▸ **WHAT TO DO**: In the entries that follow, find the word "وممن" and report each line it is on.

▸ **DATA**:
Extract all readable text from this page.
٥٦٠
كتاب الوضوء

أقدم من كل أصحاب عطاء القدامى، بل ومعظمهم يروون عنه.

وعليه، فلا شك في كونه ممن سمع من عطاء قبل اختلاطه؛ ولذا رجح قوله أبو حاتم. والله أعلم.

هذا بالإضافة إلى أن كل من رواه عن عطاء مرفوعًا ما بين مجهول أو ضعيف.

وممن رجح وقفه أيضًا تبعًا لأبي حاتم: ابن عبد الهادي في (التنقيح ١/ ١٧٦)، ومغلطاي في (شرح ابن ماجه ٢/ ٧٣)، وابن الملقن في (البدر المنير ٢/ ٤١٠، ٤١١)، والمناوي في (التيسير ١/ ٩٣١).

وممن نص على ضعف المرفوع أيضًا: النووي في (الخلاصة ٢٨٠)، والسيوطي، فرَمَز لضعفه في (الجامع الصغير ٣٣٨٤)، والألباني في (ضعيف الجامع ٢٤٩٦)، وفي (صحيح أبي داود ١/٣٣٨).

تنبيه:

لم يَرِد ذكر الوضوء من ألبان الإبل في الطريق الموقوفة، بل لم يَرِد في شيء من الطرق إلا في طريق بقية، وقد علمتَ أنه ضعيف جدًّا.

▸ **EXPECTED ANSWER**:
وممن رجح وقفه أيضًا تبعًا لأبي حاتم: ابن عبد الهادي في (التنقيح ١/ ١٧٦)، ومغلطاي في (شرح ابن ماجه ٢/ ٧٣)، وابن الملقن في (البدر المنير ٢/ ٤١٠، ٤١١)، والمناوي في (التيسير ١/ ٩٣١).
وممن نص على ضعف المرفوع أيضًا: النووي في (الخلاصة ٢٨٠)، والسيوطي، فرَمَز لضعفه في (الجامع الصغير ٣٣٨٤)، والألباني في (ضعيف الجامع ٢٤٩٦)، وفي (صحيح أبي داود ١/٣٣٨).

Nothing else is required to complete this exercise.